--- Begin RECORDS ---

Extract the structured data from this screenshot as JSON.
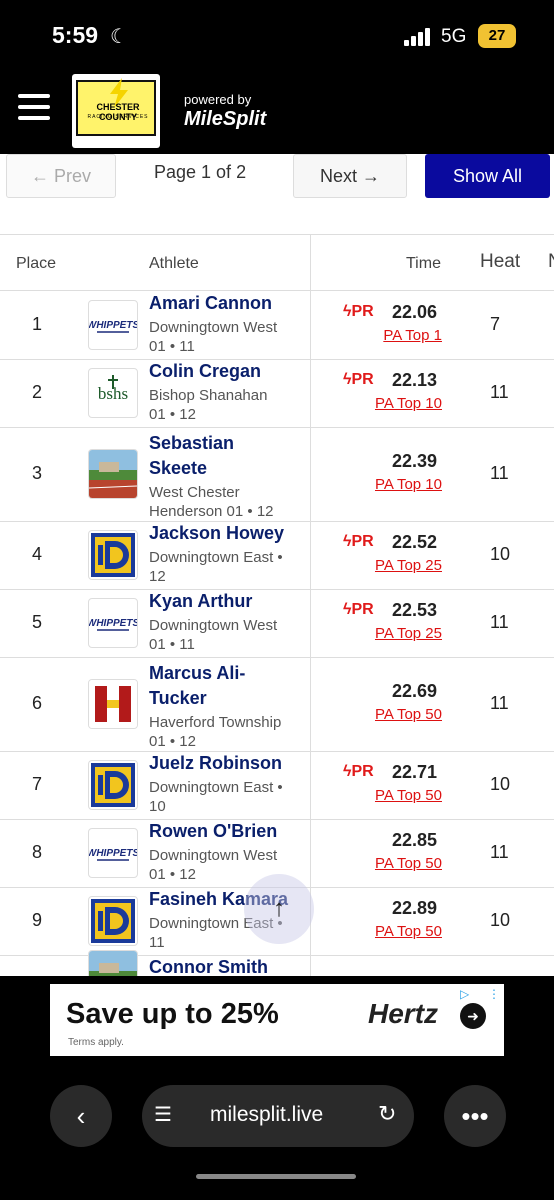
{
  "status_bar": {
    "time": "5:59",
    "network": "5G",
    "battery": "27"
  },
  "site": {
    "logo_title": "CHESTER COUNTY",
    "logo_sub": "RACING SERVICES",
    "powered_by": "powered by",
    "brand": "MileSplit"
  },
  "pager": {
    "prev": "← Prev",
    "page": "Page 1 of 2",
    "next": "Next →",
    "show_all": "Show All"
  },
  "table": {
    "headers": {
      "place": "Place",
      "athlete": "Athlete",
      "time": "Time",
      "heat": "Heat"
    },
    "rows": [
      {
        "place": "1",
        "name1": "Amari Cannon",
        "name2": "",
        "school1": "Downingtown West",
        "school2": "01 • 11",
        "pr": "PR",
        "time": "22.06",
        "top": "PA Top 1",
        "heat": "7",
        "badge": "WHIPPETS"
      },
      {
        "place": "2",
        "name1": "Colin Cregan",
        "name2": "",
        "school1": "Bishop Shanahan",
        "school2": "01 • 12",
        "pr": "PR",
        "time": "22.13",
        "top": "PA Top 10",
        "heat": "11",
        "badge": "bshs"
      },
      {
        "place": "3",
        "name1": "Sebastian",
        "name2": "Skeete",
        "school1": "West Chester",
        "school2": "Henderson 01 • 12",
        "pr": "",
        "time": "22.39",
        "top": "PA Top 10",
        "heat": "11",
        "badge": "photo"
      },
      {
        "place": "4",
        "name1": "Jackson Howey",
        "name2": "",
        "school1": "Downingtown East •",
        "school2": "12",
        "pr": "PR",
        "time": "22.52",
        "top": "PA Top 25",
        "heat": "10",
        "badge": "D"
      },
      {
        "place": "5",
        "name1": "Kyan Arthur",
        "name2": "",
        "school1": "Downingtown West",
        "school2": "01 • 11",
        "pr": "PR",
        "time": "22.53",
        "top": "PA Top 25",
        "heat": "11",
        "badge": "WHIPPETS"
      },
      {
        "place": "6",
        "name1": "Marcus Ali-",
        "name2": "Tucker",
        "school1": "Haverford Township",
        "school2": "01 • 12",
        "pr": "",
        "time": "22.69",
        "top": "PA Top 50",
        "heat": "11",
        "badge": "H"
      },
      {
        "place": "7",
        "name1": "Juelz Robinson",
        "name2": "",
        "school1": "Downingtown East •",
        "school2": "10",
        "pr": "PR",
        "time": "22.71",
        "top": "PA Top 50",
        "heat": "10",
        "badge": "D"
      },
      {
        "place": "8",
        "name1": "Rowen O'Brien",
        "name2": "",
        "school1": "Downingtown West",
        "school2": "01 • 12",
        "pr": "",
        "time": "22.85",
        "top": "PA Top 50",
        "heat": "11",
        "badge": "WHIPPETS"
      },
      {
        "place": "9",
        "name1": "Fasineh Kamara",
        "name2": "",
        "school1": "Downingtown East •",
        "school2": "11",
        "pr": "",
        "time": "22.89",
        "top": "PA Top 50",
        "heat": "10",
        "badge": "D"
      },
      {
        "place": "",
        "name1": "Connor Smith",
        "name2": "",
        "school1": "",
        "school2": "",
        "pr": "",
        "time": "",
        "top": "",
        "heat": "",
        "badge": "photo"
      }
    ]
  },
  "ad": {
    "headline": "Save up to 25%",
    "brand": "Hertz",
    "terms": "Terms apply."
  },
  "browser": {
    "url": "milesplit.live"
  },
  "colors": {
    "accent": "#0a0a9e",
    "pr": "#e01b1b",
    "name": "#0a1f6b"
  }
}
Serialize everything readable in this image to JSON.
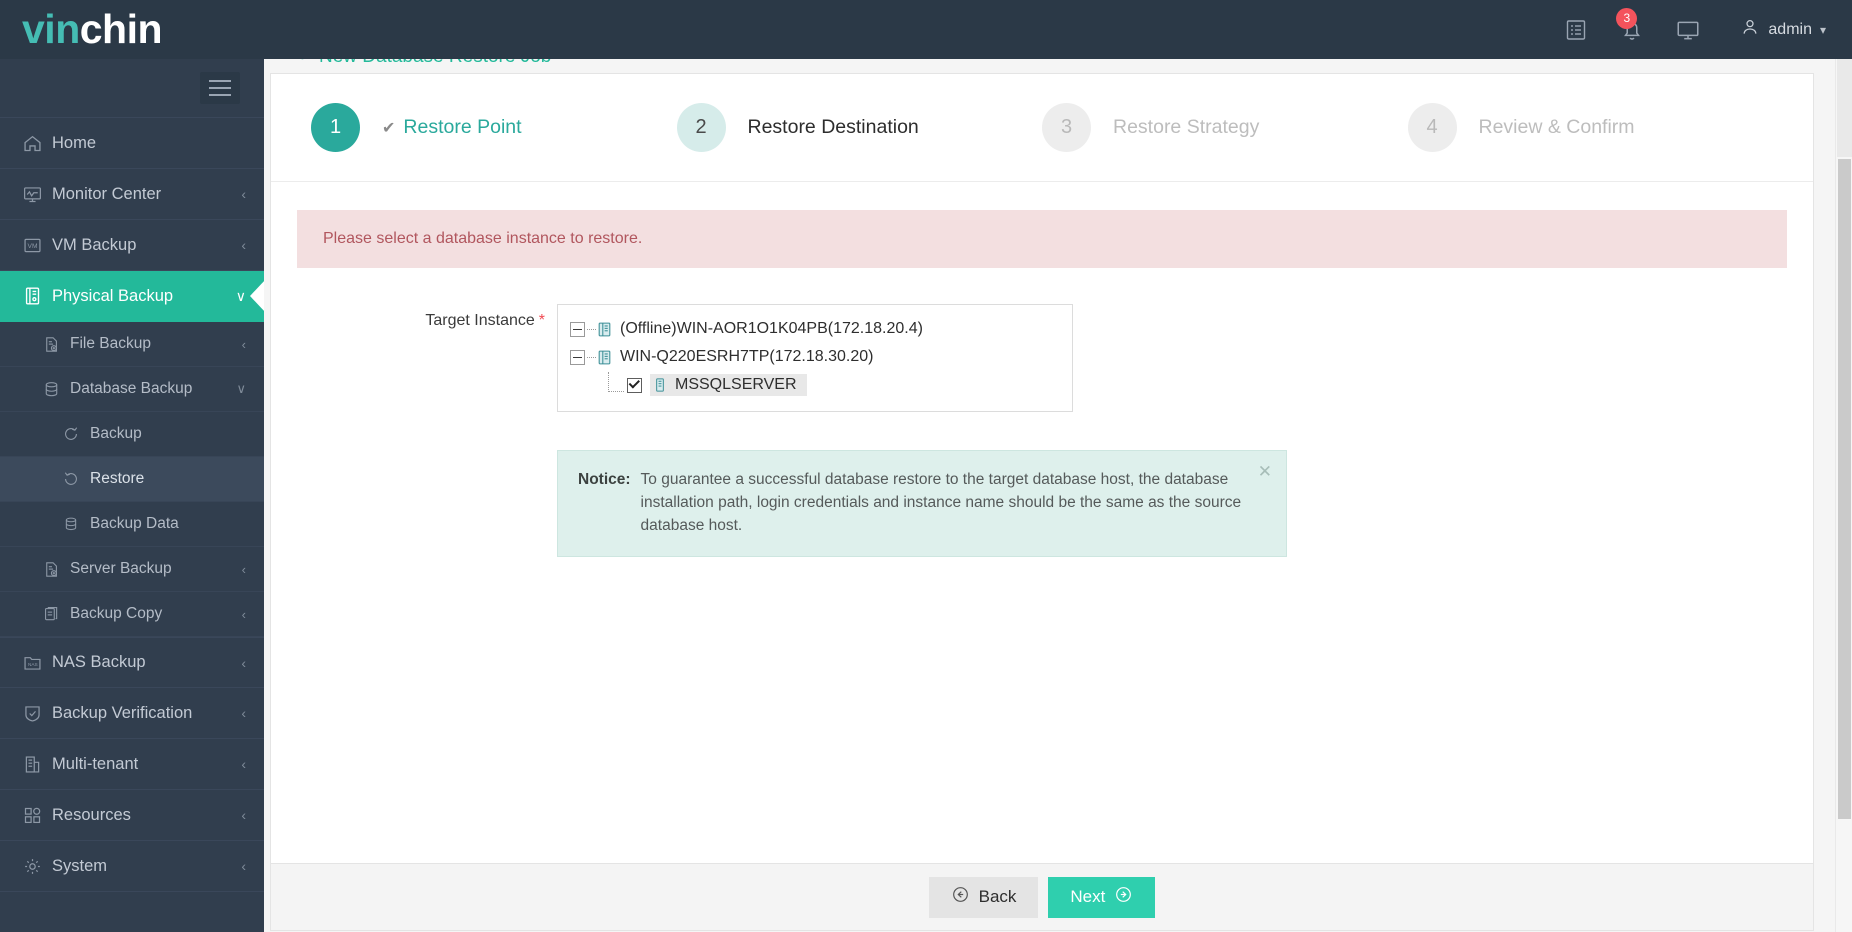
{
  "brand": {
    "part1": "vin",
    "part2": "chin",
    "accent": "#45bdb4"
  },
  "header": {
    "icons": [
      {
        "name": "log-list-icon",
        "title": "Logs"
      },
      {
        "name": "notification-bell-icon",
        "title": "Alerts",
        "badge": "3"
      },
      {
        "name": "monitor-icon",
        "title": "Console"
      }
    ],
    "user": {
      "label": "admin",
      "chevron": "⌄"
    }
  },
  "sidebar": {
    "toggle": "hamburger-menu",
    "items": [
      {
        "label": "Home",
        "icon": "home-icon",
        "arrow": "",
        "level": 1,
        "state": "normal"
      },
      {
        "label": "Monitor Center",
        "icon": "monitor-center-icon",
        "arrow": "‹",
        "level": 1,
        "state": "normal"
      },
      {
        "label": "VM Backup",
        "icon": "vm-icon",
        "arrow": "‹",
        "level": 1,
        "state": "normal"
      },
      {
        "label": "Physical Backup",
        "icon": "physical-backup-icon",
        "arrow": "∨",
        "level": 1,
        "state": "active"
      },
      {
        "label": "File Backup",
        "icon": "file-backup-icon",
        "arrow": "‹",
        "level": 2,
        "state": "normal"
      },
      {
        "label": "Database Backup",
        "icon": "database-icon",
        "arrow": "∨",
        "level": 2,
        "state": "normal"
      },
      {
        "label": "Backup",
        "icon": "backup-refresh-icon",
        "arrow": "",
        "level": 3,
        "state": "normal"
      },
      {
        "label": "Restore",
        "icon": "restore-icon",
        "arrow": "",
        "level": 3,
        "state": "selected"
      },
      {
        "label": "Backup Data",
        "icon": "backup-data-icon",
        "arrow": "",
        "level": 3,
        "state": "normal"
      },
      {
        "label": "Server Backup",
        "icon": "server-backup-icon",
        "arrow": "‹",
        "level": 2,
        "state": "normal"
      },
      {
        "label": "Backup Copy",
        "icon": "backup-copy-icon",
        "arrow": "‹",
        "level": 2,
        "state": "normal"
      },
      {
        "label": "NAS Backup",
        "icon": "nas-icon",
        "arrow": "‹",
        "level": 1,
        "state": "normal"
      },
      {
        "label": "Backup Verification",
        "icon": "shield-check-icon",
        "arrow": "‹",
        "level": 1,
        "state": "normal"
      },
      {
        "label": "Multi-tenant",
        "icon": "building-icon",
        "arrow": "‹",
        "level": 1,
        "state": "normal"
      },
      {
        "label": "Resources",
        "icon": "resources-grid-icon",
        "arrow": "‹",
        "level": 1,
        "state": "normal"
      },
      {
        "label": "System",
        "icon": "gear-icon",
        "arrow": "‹",
        "level": 1,
        "state": "normal"
      }
    ]
  },
  "page": {
    "title": "New Database Restore Job",
    "steps": [
      {
        "num": "1",
        "label": "Restore Point",
        "state": "done",
        "tick": "✔"
      },
      {
        "num": "2",
        "label": "Restore Destination",
        "state": "active",
        "tick": ""
      },
      {
        "num": "3",
        "label": "Restore Strategy",
        "state": "todo",
        "tick": ""
      },
      {
        "num": "4",
        "label": "Review & Confirm",
        "state": "todo",
        "tick": ""
      }
    ],
    "error_message": "Please select a database instance to restore.",
    "form": {
      "target_instance_label": "Target Instance",
      "required_mark": "*",
      "tree": [
        {
          "label": "(Offline)WIN-AOR1O1K04PB(172.18.20.4)",
          "level": 1,
          "expanded": true,
          "checked": false,
          "selected": false,
          "icon": "host-server-icon"
        },
        {
          "label": "WIN-Q220ESRH7TP(172.18.30.20)",
          "level": 1,
          "expanded": true,
          "checked": false,
          "selected": false,
          "icon": "host-server-icon"
        },
        {
          "label": "MSSQLSERVER",
          "level": 2,
          "expanded": false,
          "checked": true,
          "selected": true,
          "icon": "db-instance-icon"
        }
      ]
    },
    "notice": {
      "label": "Notice:",
      "text": "To guarantee a successful database restore to the target database host, the database installation path, login credentials and instance name should be the same as the source database host.",
      "close": "✕"
    },
    "footer": {
      "back_label": "Back",
      "next_label": "Next"
    }
  },
  "colors": {
    "accent_teal": "#23b99a",
    "step_done": "#2aa99c",
    "next_button": "#2fcfae",
    "error_bg": "#f3dfe0",
    "error_text": "#b1565e",
    "notice_bg": "#def0ec",
    "sidebar_bg": "#313e4e",
    "header_bg": "#2b3947",
    "badge_red": "#f4535c"
  }
}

--- End RECORDS ---

SHORT TASK => Identify and extract each line of the listing that contains "JSON".

EXERCISE RESPONSE =>
Extract the structured data from this screenshot as JSON.
Serialize everything readable in this image to JSON.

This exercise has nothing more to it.